Spatial layout entries
* Begin *

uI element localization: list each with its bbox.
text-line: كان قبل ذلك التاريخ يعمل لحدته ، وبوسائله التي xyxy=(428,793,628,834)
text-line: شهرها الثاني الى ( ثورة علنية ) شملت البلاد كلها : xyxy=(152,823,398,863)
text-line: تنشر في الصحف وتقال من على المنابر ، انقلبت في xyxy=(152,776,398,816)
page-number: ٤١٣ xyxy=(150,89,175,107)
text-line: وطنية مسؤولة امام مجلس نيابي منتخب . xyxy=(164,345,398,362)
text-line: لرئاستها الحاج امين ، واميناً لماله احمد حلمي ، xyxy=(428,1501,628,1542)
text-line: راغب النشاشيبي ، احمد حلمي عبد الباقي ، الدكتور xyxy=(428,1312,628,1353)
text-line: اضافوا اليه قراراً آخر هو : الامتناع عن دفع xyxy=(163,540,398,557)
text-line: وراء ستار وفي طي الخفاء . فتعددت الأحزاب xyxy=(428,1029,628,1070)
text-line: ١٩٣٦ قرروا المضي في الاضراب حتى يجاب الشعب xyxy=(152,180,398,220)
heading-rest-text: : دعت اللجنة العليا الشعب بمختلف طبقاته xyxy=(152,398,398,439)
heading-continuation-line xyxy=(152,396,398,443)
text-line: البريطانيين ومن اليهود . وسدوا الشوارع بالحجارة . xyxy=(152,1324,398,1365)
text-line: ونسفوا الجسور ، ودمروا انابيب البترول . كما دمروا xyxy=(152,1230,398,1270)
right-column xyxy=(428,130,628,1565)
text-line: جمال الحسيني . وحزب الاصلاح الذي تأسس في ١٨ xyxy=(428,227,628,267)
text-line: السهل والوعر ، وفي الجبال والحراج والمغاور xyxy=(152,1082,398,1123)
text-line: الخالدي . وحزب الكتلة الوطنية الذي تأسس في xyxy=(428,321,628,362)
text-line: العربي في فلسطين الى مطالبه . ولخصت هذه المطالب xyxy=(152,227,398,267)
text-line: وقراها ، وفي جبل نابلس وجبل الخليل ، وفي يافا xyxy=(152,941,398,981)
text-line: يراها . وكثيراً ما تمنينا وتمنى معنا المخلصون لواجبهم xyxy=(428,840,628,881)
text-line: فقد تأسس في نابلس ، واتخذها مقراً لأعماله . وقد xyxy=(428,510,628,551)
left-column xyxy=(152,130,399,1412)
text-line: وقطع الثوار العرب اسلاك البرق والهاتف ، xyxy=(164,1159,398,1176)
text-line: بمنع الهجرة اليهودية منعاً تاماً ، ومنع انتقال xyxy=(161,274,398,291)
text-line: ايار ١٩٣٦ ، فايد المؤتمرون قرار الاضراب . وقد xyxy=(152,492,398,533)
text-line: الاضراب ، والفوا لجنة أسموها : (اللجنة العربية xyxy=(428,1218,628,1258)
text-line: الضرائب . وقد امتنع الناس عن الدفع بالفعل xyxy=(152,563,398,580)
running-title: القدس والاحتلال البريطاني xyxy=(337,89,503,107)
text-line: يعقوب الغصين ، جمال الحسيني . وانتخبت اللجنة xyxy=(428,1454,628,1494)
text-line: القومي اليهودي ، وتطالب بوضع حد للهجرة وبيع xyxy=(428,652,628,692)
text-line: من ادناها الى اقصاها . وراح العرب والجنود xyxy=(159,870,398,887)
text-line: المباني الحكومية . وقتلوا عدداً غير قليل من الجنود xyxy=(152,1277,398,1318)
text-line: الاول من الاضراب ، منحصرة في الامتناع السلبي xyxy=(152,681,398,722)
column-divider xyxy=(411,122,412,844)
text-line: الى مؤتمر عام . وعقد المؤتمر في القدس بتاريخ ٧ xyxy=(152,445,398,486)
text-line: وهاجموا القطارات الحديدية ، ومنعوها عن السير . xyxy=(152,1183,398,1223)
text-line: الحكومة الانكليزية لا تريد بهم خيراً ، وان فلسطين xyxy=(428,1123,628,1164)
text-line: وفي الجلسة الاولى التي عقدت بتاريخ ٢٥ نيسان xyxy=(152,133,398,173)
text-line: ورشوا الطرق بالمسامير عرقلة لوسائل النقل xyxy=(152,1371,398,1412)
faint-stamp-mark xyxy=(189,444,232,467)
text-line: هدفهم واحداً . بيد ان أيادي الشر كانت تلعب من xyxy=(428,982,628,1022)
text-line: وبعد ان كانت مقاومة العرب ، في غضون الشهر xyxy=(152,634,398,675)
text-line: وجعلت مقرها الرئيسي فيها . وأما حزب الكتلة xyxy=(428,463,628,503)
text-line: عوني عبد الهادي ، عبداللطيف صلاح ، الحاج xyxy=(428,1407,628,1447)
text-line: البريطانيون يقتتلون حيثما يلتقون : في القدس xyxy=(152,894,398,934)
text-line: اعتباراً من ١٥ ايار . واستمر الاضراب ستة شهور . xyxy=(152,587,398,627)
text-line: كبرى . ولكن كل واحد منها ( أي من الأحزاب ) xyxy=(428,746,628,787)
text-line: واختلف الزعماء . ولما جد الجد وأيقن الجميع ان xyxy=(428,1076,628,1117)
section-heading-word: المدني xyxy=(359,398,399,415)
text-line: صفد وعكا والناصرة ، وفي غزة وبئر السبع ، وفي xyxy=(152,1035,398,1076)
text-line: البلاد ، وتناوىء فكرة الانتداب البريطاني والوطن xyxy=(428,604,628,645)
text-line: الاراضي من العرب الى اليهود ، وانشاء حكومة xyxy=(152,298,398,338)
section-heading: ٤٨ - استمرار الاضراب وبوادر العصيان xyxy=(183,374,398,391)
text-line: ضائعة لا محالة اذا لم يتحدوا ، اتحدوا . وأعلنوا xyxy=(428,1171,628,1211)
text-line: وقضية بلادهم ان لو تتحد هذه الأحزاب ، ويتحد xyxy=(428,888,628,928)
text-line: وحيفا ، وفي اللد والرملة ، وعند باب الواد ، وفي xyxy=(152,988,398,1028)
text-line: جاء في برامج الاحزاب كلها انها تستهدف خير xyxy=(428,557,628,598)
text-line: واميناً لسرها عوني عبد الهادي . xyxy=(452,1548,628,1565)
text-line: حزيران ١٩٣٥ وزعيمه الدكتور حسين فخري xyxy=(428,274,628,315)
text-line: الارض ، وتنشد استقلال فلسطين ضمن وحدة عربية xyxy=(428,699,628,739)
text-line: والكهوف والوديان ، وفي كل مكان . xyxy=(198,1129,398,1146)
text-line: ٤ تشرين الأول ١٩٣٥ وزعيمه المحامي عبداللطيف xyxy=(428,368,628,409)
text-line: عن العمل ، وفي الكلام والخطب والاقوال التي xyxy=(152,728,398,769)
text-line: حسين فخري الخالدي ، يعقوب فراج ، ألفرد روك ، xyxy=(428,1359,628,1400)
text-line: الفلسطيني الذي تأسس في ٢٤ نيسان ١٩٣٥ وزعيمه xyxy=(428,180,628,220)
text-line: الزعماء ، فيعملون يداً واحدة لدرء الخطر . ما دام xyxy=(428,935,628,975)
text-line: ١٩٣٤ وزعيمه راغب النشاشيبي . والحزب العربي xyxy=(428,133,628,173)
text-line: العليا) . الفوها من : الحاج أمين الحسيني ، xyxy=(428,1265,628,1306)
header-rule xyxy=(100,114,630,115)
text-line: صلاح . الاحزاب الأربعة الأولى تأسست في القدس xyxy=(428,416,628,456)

* End *

*Set task*. Reproduce the rows from the start through the line containing "text-line: ١٩٣٦ قرروا", substituting "الحاج أمين" for "الحاج امين" and leaving everything else unchanged.

*Worked solution*.
uI element localization: list each with its bbox.
text-line: كان قبل ذلك التاريخ يعمل لحدته ، وبوسائله التي xyxy=(428,793,628,834)
text-line: شهرها الثاني الى ( ثورة علنية ) شملت البلاد كلها : xyxy=(152,823,398,863)
text-line: تنشر في الصحف وتقال من على المنابر ، انقلبت في xyxy=(152,776,398,816)
page-number: ٤١٣ xyxy=(150,89,175,107)
text-line: وطنية مسؤولة امام مجلس نيابي منتخب . xyxy=(164,345,398,362)
text-line: لرئاستها الحاج أمين ، واميناً لماله احمد حلمي ، xyxy=(428,1501,628,1542)
text-line: راغب النشاشيبي ، احمد حلمي عبد الباقي ، الدكتور xyxy=(428,1312,628,1353)
text-line: اضافوا اليه قراراً آخر هو : الامتناع عن دفع xyxy=(163,540,398,557)
text-line: وراء ستار وفي طي الخفاء . فتعددت الأحزاب xyxy=(428,1029,628,1070)
text-line: ١٩٣٦ قرروا المضي في الاضراب حتى يجاب الشعب xyxy=(152,180,398,220)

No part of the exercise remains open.